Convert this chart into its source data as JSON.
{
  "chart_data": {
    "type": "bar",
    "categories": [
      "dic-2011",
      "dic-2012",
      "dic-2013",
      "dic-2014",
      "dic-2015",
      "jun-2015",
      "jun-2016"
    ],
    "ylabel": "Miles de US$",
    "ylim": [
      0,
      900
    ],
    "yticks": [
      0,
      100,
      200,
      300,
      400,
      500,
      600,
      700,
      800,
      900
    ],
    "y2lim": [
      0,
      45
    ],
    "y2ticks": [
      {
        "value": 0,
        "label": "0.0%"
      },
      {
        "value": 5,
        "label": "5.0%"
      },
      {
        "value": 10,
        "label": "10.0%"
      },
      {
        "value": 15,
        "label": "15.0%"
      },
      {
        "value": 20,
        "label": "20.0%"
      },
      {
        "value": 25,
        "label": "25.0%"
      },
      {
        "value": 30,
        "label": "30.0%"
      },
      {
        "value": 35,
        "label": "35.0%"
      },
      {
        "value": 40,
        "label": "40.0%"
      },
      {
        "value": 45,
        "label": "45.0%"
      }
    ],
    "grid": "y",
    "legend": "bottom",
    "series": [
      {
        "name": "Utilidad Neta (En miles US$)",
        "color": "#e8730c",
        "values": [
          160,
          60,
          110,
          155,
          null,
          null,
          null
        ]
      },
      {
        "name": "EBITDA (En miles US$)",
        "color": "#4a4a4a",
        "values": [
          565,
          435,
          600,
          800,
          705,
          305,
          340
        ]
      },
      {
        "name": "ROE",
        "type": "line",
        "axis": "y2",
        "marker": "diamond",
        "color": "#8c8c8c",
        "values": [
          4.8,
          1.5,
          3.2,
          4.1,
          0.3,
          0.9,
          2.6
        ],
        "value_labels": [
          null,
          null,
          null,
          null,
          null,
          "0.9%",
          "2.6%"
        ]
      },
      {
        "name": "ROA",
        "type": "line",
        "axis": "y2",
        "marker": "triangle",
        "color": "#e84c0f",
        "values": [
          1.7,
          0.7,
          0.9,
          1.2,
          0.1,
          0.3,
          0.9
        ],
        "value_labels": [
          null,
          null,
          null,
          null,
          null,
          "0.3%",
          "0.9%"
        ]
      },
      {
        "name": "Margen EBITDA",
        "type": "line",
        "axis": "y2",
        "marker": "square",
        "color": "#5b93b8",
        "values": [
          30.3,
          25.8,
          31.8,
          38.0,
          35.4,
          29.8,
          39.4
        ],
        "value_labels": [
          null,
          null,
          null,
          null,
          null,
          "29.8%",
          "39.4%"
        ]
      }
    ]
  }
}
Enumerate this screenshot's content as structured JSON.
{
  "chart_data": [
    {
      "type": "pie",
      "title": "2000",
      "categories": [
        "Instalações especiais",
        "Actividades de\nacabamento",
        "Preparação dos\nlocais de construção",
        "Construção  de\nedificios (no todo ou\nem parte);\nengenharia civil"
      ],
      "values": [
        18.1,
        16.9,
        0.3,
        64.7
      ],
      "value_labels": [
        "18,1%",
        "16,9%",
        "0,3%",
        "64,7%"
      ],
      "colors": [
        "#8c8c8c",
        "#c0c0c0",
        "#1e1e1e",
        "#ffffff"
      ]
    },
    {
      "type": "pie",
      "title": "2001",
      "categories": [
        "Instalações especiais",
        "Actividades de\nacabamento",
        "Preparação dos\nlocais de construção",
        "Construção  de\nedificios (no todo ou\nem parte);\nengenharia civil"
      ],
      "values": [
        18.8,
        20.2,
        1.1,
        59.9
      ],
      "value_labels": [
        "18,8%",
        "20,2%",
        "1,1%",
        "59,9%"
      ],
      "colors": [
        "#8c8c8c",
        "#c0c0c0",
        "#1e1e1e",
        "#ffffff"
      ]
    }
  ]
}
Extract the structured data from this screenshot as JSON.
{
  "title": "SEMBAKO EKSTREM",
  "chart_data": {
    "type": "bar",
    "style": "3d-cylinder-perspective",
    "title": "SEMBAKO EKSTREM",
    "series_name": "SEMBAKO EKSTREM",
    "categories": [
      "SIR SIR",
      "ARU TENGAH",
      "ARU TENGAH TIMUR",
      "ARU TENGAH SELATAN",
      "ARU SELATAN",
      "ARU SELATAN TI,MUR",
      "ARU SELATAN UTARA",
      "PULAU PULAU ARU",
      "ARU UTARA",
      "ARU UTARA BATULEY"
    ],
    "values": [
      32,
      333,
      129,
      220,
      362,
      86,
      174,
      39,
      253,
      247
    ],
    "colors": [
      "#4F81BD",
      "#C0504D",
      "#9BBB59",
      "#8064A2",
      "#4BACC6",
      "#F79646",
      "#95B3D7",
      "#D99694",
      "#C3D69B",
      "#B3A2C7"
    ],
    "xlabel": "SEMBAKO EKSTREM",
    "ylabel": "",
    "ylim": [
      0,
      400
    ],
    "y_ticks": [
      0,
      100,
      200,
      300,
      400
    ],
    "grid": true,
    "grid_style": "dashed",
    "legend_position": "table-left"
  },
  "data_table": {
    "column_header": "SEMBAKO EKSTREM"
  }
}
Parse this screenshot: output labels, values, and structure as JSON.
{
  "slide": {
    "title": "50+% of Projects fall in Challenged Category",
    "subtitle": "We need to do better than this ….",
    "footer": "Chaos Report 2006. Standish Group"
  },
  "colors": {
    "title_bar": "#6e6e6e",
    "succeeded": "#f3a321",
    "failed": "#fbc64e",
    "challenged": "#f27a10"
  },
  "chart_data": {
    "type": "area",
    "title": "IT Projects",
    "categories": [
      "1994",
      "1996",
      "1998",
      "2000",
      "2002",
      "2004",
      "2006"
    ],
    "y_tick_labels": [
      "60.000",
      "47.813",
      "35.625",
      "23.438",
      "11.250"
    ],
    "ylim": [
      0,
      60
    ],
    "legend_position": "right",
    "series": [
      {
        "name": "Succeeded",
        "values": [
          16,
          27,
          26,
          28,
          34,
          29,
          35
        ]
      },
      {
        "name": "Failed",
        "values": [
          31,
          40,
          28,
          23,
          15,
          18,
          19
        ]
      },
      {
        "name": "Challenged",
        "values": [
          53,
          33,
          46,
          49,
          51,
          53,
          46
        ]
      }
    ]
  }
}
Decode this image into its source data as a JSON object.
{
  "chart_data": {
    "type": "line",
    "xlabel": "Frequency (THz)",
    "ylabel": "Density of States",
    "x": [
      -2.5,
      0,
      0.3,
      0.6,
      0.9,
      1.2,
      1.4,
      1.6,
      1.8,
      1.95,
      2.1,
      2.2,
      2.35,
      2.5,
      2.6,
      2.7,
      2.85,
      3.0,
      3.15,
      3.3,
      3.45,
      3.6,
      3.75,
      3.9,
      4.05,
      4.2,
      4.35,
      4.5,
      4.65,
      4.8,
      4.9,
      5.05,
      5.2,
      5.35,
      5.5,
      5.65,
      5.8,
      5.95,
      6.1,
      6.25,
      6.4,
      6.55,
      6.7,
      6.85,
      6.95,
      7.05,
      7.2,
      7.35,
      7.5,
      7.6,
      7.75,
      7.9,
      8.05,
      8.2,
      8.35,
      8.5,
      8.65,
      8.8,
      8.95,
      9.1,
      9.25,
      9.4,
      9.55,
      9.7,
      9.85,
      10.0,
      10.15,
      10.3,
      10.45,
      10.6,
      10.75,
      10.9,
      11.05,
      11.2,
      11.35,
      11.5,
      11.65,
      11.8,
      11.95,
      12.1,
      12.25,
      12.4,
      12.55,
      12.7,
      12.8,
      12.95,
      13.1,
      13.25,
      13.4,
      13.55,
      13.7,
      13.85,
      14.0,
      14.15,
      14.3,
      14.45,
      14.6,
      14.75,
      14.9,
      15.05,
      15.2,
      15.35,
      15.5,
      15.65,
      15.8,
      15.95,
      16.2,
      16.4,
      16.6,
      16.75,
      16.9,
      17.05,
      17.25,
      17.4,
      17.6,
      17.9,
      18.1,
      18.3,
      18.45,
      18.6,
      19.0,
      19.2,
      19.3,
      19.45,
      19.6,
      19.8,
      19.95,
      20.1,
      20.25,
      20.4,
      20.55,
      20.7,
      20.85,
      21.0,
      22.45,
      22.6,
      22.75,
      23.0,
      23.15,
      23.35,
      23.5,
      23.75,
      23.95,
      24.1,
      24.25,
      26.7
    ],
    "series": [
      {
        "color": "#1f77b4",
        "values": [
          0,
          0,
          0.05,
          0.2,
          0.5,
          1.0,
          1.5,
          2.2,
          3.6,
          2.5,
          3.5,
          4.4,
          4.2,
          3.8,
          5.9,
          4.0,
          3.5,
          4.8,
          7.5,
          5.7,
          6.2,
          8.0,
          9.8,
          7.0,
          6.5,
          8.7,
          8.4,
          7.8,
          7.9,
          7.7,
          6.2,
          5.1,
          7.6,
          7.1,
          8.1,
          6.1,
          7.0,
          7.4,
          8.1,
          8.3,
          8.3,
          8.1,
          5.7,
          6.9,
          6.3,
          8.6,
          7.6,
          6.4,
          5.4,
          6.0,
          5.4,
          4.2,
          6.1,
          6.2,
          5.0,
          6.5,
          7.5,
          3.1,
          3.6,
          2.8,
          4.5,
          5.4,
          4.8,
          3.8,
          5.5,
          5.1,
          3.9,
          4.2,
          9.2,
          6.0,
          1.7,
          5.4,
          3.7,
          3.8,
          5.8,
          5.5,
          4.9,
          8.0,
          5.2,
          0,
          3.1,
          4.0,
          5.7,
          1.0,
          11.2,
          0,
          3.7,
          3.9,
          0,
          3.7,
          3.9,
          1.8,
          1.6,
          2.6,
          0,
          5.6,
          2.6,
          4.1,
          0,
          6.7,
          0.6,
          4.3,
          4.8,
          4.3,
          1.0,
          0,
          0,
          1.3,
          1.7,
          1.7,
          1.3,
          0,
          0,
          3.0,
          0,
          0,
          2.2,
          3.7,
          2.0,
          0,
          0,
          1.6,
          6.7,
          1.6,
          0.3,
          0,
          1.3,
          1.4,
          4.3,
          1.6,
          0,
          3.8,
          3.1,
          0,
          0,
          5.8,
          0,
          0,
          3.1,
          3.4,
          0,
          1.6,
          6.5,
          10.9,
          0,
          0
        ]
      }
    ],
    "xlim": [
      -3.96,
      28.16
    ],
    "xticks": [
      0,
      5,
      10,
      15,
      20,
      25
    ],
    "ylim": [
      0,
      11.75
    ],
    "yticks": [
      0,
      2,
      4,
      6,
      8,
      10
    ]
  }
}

--------------------------------------------------

[Work instructions]
Gather each line from the entries above that includes the word "screenshot".

[Solution]
Enumerate this screenshot's content as structured JSON.
Extract the structured data from this screenshot as JSON.
Parse this screenshot: output labels, values, and structure as JSON.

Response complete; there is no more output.